>>>
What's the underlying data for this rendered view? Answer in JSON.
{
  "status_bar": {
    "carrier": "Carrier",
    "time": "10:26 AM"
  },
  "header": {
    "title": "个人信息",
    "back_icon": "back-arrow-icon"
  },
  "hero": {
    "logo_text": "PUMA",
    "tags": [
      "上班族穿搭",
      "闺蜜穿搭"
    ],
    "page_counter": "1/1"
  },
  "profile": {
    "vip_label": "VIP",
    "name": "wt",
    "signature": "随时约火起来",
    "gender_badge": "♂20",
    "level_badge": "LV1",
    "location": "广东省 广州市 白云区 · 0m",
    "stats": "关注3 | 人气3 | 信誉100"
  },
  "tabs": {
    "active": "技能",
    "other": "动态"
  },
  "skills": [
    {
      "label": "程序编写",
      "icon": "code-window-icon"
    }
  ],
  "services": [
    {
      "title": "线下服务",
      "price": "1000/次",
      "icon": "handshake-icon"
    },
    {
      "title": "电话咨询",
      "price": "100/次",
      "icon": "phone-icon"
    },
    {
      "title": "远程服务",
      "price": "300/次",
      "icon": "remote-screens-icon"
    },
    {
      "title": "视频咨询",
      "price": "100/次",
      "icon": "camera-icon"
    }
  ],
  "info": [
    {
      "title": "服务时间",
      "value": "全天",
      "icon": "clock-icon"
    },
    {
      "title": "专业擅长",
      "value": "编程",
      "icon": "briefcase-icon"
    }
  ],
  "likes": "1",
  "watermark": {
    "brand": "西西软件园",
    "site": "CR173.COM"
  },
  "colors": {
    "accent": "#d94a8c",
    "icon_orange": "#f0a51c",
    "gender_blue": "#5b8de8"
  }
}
<<<
What to work on: Restate each record word for word.

Complete answer:
What's the underlying data for this rendered view? Answer in JSON.
{
  "status_bar": {
    "carrier": "Carrier",
    "time": "10:26 AM"
  },
  "header": {
    "title": "个人信息",
    "back_icon": "back-arrow-icon"
  },
  "hero": {
    "logo_text": "PUMA",
    "tags": [
      "上班族穿搭",
      "闺蜜穿搭"
    ],
    "page_counter": "1/1"
  },
  "profile": {
    "vip_label": "VIP",
    "name": "wt",
    "signature": "随时约火起来",
    "gender_badge": "♂20",
    "level_badge": "LV1",
    "location": "广东省 广州市 白云区 · 0m",
    "stats": "关注3 | 人气3 | 信誉100"
  },
  "tabs": {
    "active": "技能",
    "other": "动态"
  },
  "skills": [
    {
      "label": "程序编写",
      "icon": "code-window-icon"
    }
  ],
  "services": [
    {
      "title": "线下服务",
      "price": "1000/次",
      "icon": "handshake-icon"
    },
    {
      "title": "电话咨询",
      "price": "100/次",
      "icon": "phone-icon"
    },
    {
      "title": "远程服务",
      "price": "300/次",
      "icon": "remote-screens-icon"
    },
    {
      "title": "视频咨询",
      "price": "100/次",
      "icon": "camera-icon"
    }
  ],
  "info": [
    {
      "title": "服务时间",
      "value": "全天",
      "icon": "clock-icon"
    },
    {
      "title": "专业擅长",
      "value": "编程",
      "icon": "briefcase-icon"
    }
  ],
  "likes": "1",
  "watermark": {
    "brand": "西西软件园",
    "site": "CR173.COM"
  },
  "colors": {
    "accent": "#d94a8c",
    "icon_orange": "#f0a51c",
    "gender_blue": "#5b8de8"
  }
}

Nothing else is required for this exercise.